• [Task instructions] Print every entry, word for word, and skip the images.

[start Dataset rows]

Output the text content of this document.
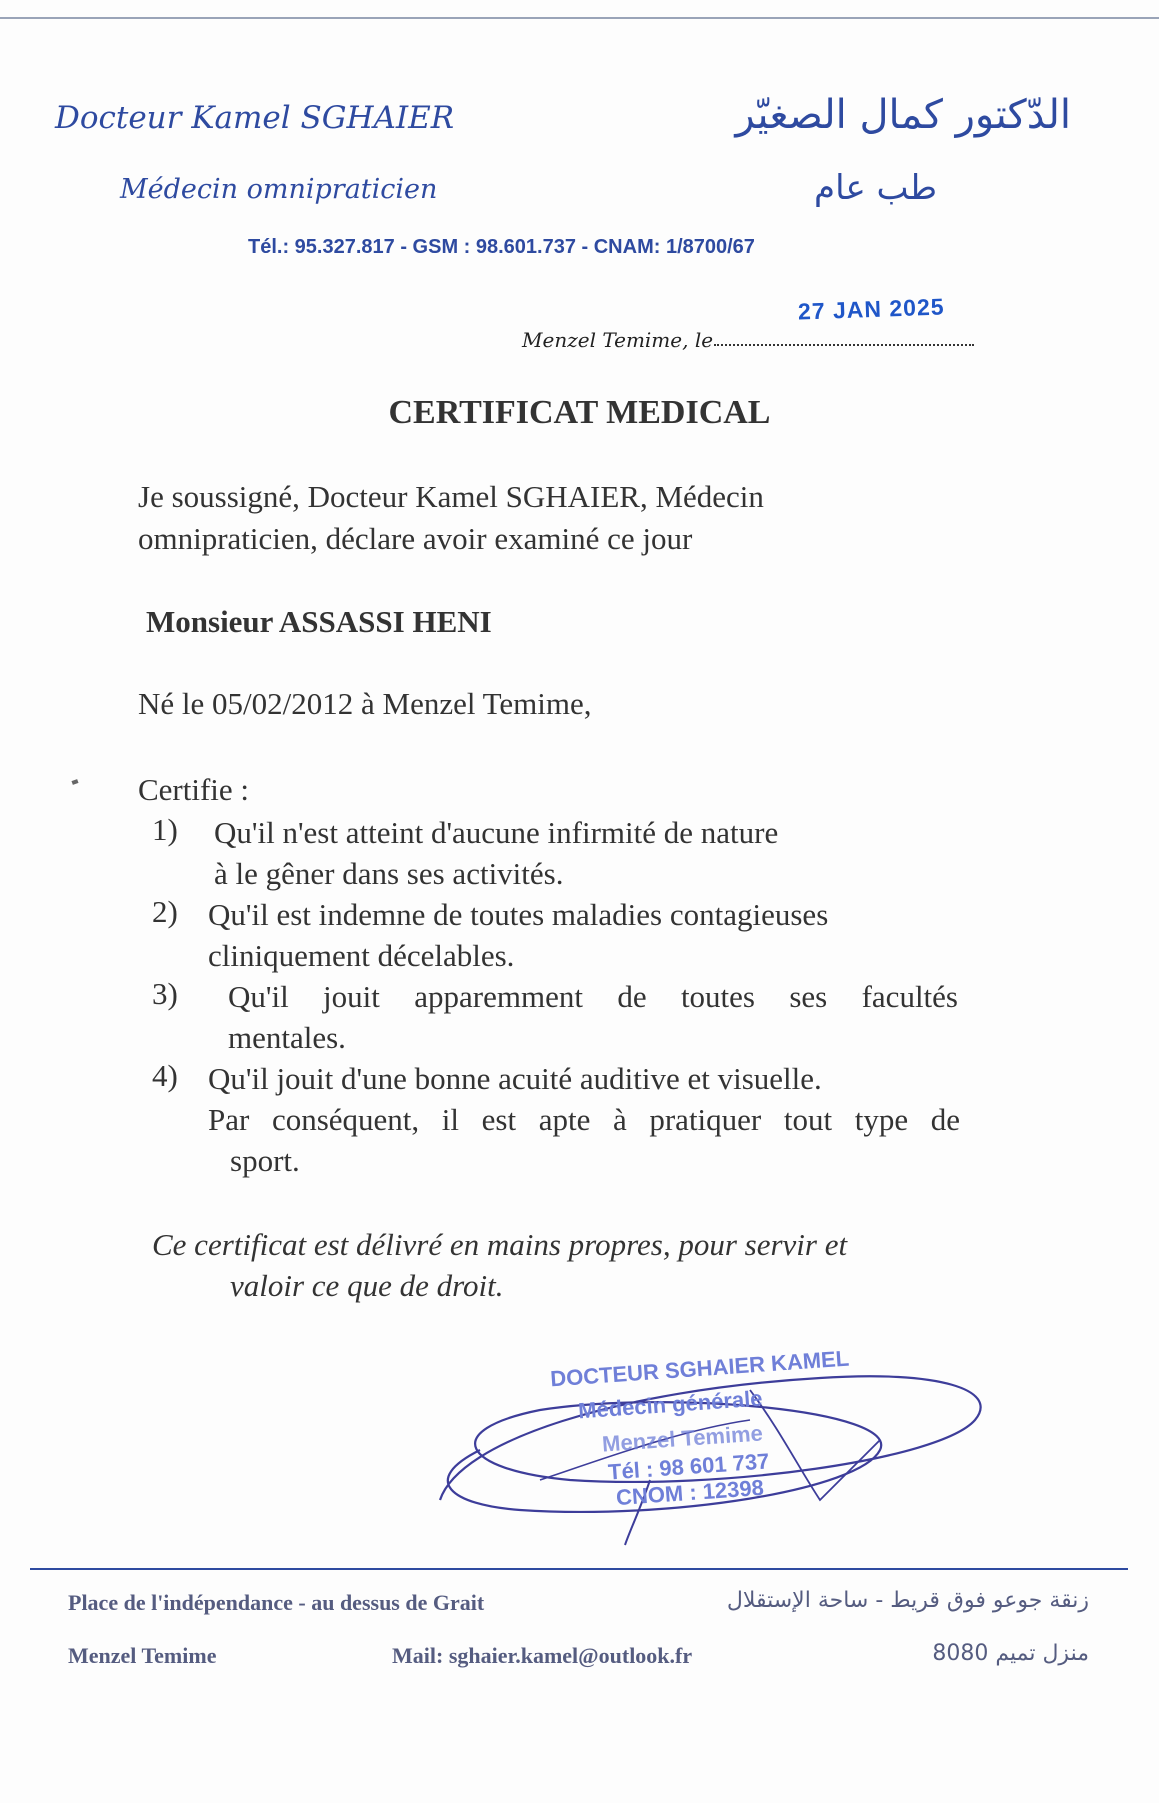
Docteur Kamel SGHAIER
Médecin omnipraticien
الدّكتور كمال الصغيّر
طب عام
Tél.: 95.327.817 - GSM : 98.601.737 - CNAM: 1/8700/67
27 JAN 2025
Menzel Temime, le
CERTIFICAT MEDICAL
Je soussigné, Docteur Kamel SGHAIER, Médecin
omnipraticien, déclare avoir examiné ce jour
Monsieur ASSASSI HENI
Né le 05/02/2012 à Menzel Temime,
Certifie :
1)	Qu'il n'est atteint d'aucune infirmité de nature
à le gêner dans ses activités.
2) Qu'il est indemne de toutes maladies contagieuses
cliniquement décelables.
3)	Qu'il jouit apparemment de toutes ses facultés
mentales.
4) Qu'il jouit d'une bonne acuité auditive et visuelle.
Par conséquent, il est apte à pratiquer tout type de
sport.
Ce certificat est délivré en mains propres, pour servir et
valoir ce que de droit.
DOCTEUR SGHAIER KAMEL
Médecin générale
Menzel Temime
Tél : 98 601 737
CNOM : 12398
Place de l'indépendance - au dessus de Grait
Menzel Temime	Mail: sghaier.kamel@outlook.fr
زنقة جوعو فوق قريط - ساحة الإستقلال
منزل تميم 8080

[end Dataset rows]

• [Answer in full]
Output the text content of this document.
Docteur Kamel SGHAIER
Médecin omnipraticien
الدّكتور كمال الصغيّر
طب عام
Tél.: 95.327.817 - GSM : 98.601.737 - CNAM: 1/8700/67
27 JAN 2025
Menzel Temime, le
CERTIFICAT MEDICAL
Je soussigné, Docteur Kamel SGHAIER, Médecin
omnipraticien, déclare avoir examiné ce jour
Monsieur ASSASSI HENI
Né le 05/02/2012 à Menzel Temime,
Certifie :
1)	Qu'il n'est atteint d'aucune infirmité de nature
à le gêner dans ses activités.
2) Qu'il est indemne de toutes maladies contagieuses
cliniquement décelables.
3)	Qu'il jouit apparemment de toutes ses facultés
mentales.
4) Qu'il jouit d'une bonne acuité auditive et visuelle.
Par conséquent, il est apte à pratiquer tout type de
sport.
Ce certificat est délivré en mains propres, pour servir et
valoir ce que de droit.
DOCTEUR SGHAIER KAMEL
Médecin générale
Menzel Temime
Tél : 98 601 737
CNOM : 12398
Place de l'indépendance - au dessus de Grait
Menzel Temime	Mail: sghaier.kamel@outlook.fr
زنقة جوعو فوق قريط - ساحة الإستقلال
منزل تميم 8080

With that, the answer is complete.